■ TASKS TO PERFORM:
1. In the keyby() mailing-list thread, about how much heap memory does the app use?
2. Carry on the keyby() mailing-list thread from the point where it stops.

■ SELECTED EXTRACT:
Re: keyby() issue

Jinhua Luo Thu, 04 Jan 2018 00:40:01 -0800

The app is very simple, please see the code snippet:

https://gist.github.com/kingluo/e06381d930f34600e42b050fef6baedd



I rerun the app, but it's weird that it can continuously produce the
results now.

But it have two new issues:
a) memory usage too high, it uses about 8 GB heap memory! why? Because
the traffic is too high?
b) the redis async io is likely to be timedout and fails the whole pipeline.



2018-01-03 0:41 GMT+08:00 Timo Walther <twal...@apache.org>:
> Hi Jinhua,
>
> did you check the key group assignments? What is the distribution of
> "MathUtils.murmurHash(keyHash) % maxParallelism" on a sample of your data?
> This also depends on the hashCode on the output of your KeySelector.
>
> keyBy should handle high traffic well, but it is designed for key spaces
> with thousands or millions of values. If this is not the case, you need to
> introduce some more artifical key to spread the load more evenly.

■ DATA PROVIDED:
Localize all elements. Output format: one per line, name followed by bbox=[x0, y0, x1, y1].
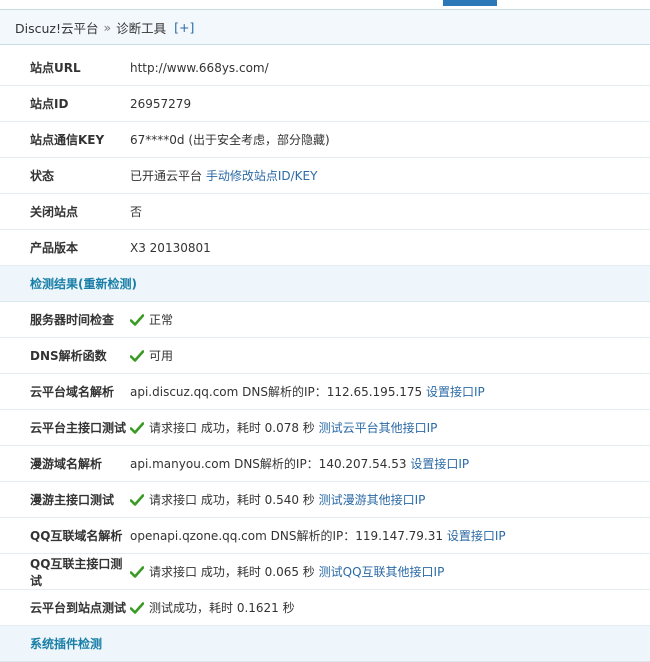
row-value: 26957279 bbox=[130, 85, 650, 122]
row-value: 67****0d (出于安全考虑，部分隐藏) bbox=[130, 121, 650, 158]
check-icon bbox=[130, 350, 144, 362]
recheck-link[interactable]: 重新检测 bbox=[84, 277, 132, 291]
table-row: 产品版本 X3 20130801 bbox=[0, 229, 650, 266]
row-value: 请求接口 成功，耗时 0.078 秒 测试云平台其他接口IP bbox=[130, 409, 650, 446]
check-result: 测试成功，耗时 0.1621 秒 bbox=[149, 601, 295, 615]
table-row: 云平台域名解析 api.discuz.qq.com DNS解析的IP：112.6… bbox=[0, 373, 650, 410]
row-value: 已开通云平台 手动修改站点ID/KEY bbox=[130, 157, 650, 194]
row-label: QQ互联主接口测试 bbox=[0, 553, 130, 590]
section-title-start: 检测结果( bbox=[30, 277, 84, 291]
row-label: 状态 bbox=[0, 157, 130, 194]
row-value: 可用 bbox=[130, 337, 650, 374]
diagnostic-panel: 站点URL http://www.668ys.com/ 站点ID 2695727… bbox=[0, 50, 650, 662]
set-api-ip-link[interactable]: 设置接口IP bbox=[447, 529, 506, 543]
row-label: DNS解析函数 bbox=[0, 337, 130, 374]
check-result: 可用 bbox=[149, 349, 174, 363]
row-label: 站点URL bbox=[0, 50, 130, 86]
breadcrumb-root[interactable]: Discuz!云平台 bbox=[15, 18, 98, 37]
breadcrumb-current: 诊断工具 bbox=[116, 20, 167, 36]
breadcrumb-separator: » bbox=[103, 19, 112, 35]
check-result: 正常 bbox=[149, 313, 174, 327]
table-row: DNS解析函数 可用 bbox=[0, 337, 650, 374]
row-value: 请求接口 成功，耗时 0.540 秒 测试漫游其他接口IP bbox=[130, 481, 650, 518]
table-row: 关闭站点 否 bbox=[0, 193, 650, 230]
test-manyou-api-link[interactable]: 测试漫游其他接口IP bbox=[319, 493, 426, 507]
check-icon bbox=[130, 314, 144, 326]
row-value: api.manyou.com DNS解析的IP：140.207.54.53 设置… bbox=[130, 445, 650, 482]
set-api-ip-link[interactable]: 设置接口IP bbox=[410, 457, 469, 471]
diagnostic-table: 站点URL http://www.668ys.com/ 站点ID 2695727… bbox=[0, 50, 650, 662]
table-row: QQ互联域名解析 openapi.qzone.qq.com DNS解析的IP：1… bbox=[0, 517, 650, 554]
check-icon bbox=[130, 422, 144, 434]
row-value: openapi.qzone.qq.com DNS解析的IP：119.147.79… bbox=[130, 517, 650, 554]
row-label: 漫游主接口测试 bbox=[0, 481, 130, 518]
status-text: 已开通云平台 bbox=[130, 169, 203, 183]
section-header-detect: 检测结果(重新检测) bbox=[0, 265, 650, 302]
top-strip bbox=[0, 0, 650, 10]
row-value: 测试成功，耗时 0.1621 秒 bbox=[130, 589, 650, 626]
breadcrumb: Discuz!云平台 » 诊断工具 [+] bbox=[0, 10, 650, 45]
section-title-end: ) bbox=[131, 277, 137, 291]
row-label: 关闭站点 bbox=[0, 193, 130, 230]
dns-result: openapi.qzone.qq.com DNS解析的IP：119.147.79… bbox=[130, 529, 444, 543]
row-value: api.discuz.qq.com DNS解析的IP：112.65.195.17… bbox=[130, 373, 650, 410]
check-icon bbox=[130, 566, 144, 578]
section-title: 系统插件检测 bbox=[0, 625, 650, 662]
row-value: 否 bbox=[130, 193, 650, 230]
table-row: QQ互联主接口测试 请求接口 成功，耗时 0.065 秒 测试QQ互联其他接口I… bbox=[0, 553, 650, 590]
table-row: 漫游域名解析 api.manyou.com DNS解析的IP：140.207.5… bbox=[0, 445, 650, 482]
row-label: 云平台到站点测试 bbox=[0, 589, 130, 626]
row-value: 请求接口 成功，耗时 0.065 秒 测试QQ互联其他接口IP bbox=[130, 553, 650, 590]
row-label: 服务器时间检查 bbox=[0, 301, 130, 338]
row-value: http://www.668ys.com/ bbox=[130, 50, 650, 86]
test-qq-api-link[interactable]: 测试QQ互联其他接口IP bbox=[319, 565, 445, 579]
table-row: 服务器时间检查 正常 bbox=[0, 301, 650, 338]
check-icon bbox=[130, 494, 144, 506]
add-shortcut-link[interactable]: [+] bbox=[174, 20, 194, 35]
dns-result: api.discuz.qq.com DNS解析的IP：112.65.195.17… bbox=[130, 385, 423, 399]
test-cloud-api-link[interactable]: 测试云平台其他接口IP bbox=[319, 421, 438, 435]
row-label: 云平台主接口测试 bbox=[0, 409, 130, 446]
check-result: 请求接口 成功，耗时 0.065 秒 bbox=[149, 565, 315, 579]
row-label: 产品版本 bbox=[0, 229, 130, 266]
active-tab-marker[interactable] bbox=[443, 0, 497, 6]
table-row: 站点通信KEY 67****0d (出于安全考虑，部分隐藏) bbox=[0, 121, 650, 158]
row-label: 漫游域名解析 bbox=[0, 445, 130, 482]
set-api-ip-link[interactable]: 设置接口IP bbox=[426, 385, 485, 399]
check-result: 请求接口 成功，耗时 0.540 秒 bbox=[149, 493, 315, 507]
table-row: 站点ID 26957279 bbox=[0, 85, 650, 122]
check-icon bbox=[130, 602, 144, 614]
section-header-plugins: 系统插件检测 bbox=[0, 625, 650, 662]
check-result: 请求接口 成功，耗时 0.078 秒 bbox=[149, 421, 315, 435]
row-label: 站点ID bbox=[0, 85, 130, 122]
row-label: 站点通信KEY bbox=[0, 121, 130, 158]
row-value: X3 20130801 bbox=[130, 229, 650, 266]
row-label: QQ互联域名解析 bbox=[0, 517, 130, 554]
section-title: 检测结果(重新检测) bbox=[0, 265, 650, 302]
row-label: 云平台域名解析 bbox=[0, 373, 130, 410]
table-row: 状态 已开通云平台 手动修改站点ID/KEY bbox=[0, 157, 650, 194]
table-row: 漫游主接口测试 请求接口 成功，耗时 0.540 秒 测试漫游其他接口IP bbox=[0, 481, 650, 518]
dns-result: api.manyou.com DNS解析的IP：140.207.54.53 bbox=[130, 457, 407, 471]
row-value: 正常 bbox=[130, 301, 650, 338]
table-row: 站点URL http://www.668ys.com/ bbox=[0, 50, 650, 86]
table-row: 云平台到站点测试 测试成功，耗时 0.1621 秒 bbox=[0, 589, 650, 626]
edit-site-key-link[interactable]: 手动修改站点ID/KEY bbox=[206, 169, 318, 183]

■ ANSWERS BELOW:
1. About 8 GB.

2.
>
> Regarding your OutOfMemoryError: I think you producing elements much faster
> than the following operators after keyBy process/discard the elements. Can
> you explain us your job in more detail? Are you using event-time? How do you
> aggregate elements of the windows?
>
> Regards,
> Timo
>
>
>
> Am 1/1/18 um 6:00 AM schrieb Jinhua Luo:
>
>> I checked the logs, but no information indicates what happens.
>>
>> In fact, in the same app, there is another stream, but its kafka
>> source is low traffic, and I aggregate some field of that source too,
>> and flink gives correct results continuously.
>> So I doubt if keyby() could not handle high traffic well (which
>> affects the number of keys in the key partitions).
>>
>> 2018-01-01 2:04 GMT+08:00 Steven Wu <stevenz...@gmail.com>:
>>>>
>>>>   but soon later, no results produced, and flink seems busy doing
>>>> something
>>>> forever.
>>>
>>> Jinhua, don't know if you have checked these things. if not, maybe worth
>>> a
>>> look.
>>>
>>> have you tried to do a thread dump?
>>> How is the GC pause?
>>> do you see flink restart? check the exception tab in Flink web UI for
>>> your
>>> job.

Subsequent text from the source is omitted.